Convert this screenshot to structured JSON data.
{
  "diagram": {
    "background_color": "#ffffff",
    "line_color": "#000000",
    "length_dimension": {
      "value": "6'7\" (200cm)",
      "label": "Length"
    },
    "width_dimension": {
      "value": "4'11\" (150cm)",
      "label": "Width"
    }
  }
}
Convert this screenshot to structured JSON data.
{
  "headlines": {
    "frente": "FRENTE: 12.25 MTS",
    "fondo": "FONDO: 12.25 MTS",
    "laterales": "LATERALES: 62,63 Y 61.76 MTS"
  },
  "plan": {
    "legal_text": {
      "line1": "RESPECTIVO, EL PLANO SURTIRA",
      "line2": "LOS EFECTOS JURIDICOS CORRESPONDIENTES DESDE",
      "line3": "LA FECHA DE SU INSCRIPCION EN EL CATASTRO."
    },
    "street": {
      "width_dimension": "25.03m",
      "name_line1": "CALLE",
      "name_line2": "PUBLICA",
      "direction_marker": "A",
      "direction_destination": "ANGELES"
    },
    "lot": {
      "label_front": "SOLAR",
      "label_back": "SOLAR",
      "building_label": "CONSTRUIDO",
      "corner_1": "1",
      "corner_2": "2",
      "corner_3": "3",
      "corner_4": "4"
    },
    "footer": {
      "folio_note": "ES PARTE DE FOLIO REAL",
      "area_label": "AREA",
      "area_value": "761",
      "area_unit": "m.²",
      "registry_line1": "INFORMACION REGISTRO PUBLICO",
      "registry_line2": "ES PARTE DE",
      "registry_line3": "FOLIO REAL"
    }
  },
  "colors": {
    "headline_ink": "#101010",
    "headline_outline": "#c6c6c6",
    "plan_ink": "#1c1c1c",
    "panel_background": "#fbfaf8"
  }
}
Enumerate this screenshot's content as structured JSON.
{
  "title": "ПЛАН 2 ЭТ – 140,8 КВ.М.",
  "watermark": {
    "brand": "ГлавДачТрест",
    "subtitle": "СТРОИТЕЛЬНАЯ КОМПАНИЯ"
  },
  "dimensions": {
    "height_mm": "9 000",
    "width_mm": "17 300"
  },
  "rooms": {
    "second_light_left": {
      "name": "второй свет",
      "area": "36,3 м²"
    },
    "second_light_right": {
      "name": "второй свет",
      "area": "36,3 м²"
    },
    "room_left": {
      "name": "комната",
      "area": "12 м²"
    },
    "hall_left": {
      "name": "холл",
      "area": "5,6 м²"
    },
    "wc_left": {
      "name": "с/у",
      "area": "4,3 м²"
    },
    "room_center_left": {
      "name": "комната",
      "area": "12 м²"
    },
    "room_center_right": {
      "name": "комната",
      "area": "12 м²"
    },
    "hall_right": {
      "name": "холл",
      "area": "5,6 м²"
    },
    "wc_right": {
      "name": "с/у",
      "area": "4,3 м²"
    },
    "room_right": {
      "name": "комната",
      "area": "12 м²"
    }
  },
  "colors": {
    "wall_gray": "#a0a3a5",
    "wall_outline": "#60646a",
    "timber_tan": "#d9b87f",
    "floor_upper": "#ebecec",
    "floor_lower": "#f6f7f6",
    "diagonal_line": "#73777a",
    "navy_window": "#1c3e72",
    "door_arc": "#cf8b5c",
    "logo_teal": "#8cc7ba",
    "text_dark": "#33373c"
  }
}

#### Description of the task:
Go back to the listing above and please repeat it exactly.

#### Response:
Convert this screenshot to structured JSON data.
{
  "diagram": {
    "background_color": "#ffffff",
    "line_color": "#000000",
    "length_dimension": {
      "value": "6'7\" (200cm)",
      "label": "Length"
    },
    "width_dimension": {
      "value": "4'11\" (150cm)",
      "label": "Width"
    }
  }
}
Convert this screenshot to structured JSON data.
{
  "headlines": {
    "frente": "FRENTE: 12.25 MTS",
    "fondo": "FONDO: 12.25 MTS",
    "laterales": "LATERALES: 62,63 Y 61.76 MTS"
  },
  "plan": {
    "legal_text": {
      "line1": "RESPECTIVO, EL PLANO SURTIRA",
      "line2": "LOS EFECTOS JURIDICOS CORRESPONDIENTES DESDE",
      "line3": "LA FECHA DE SU INSCRIPCION EN EL CATASTRO."
    },
    "street": {
      "width_dimension": "25.03m",
      "name_line1": "CALLE",
      "name_line2": "PUBLICA",
      "direction_marker": "A",
      "direction_destination": "ANGELES"
    },
    "lot": {
      "label_front": "SOLAR",
      "label_back": "SOLAR",
      "building_label": "CONSTRUIDO",
      "corner_1": "1",
      "corner_2": "2",
      "corner_3": "3",
      "corner_4": "4"
    },
    "footer": {
      "folio_note": "ES PARTE DE FOLIO REAL",
      "area_label": "AREA",
      "area_value": "761",
      "area_unit": "m.²",
      "registry_line1": "INFORMACION REGISTRO PUBLICO",
      "registry_line2": "ES PARTE DE",
      "registry_line3": "FOLIO REAL"
    }
  },
  "colors": {
    "headline_ink": "#101010",
    "headline_outline": "#c6c6c6",
    "plan_ink": "#1c1c1c",
    "panel_background": "#fbfaf8"
  }
}
Enumerate this screenshot's content as structured JSON.
{
  "title": "ПЛАН 2 ЭТ – 140,8 КВ.М.",
  "watermark": {
    "brand": "ГлавДачТрест",
    "subtitle": "СТРОИТЕЛЬНАЯ КОМПАНИЯ"
  },
  "dimensions": {
    "height_mm": "9 000",
    "width_mm": "17 300"
  },
  "rooms": {
    "second_light_left": {
      "name": "второй свет",
      "area": "36,3 м²"
    },
    "second_light_right": {
      "name": "второй свет",
      "area": "36,3 м²"
    },
    "room_left": {
      "name": "комната",
      "area": "12 м²"
    },
    "hall_left": {
      "name": "холл",
      "area": "5,6 м²"
    },
    "wc_left": {
      "name": "с/у",
      "area": "4,3 м²"
    },
    "room_center_left": {
      "name": "комната",
      "area": "12 м²"
    },
    "room_center_right": {
      "name": "комната",
      "area": "12 м²"
    },
    "hall_right": {
      "name": "холл",
      "area": "5,6 м²"
    },
    "wc_right": {
      "name": "с/у",
      "area": "4,3 м²"
    },
    "room_right": {
      "name": "комната",
      "area": "12 м²"
    }
  },
  "colors": {
    "wall_gray": "#a0a3a5",
    "wall_outline": "#60646a",
    "timber_tan": "#d9b87f",
    "floor_upper": "#ebecec",
    "floor_lower": "#f6f7f6",
    "diagonal_line": "#73777a",
    "navy_window": "#1c3e72",
    "door_arc": "#cf8b5c",
    "logo_teal": "#8cc7ba",
    "text_dark": "#33373c"
  }
}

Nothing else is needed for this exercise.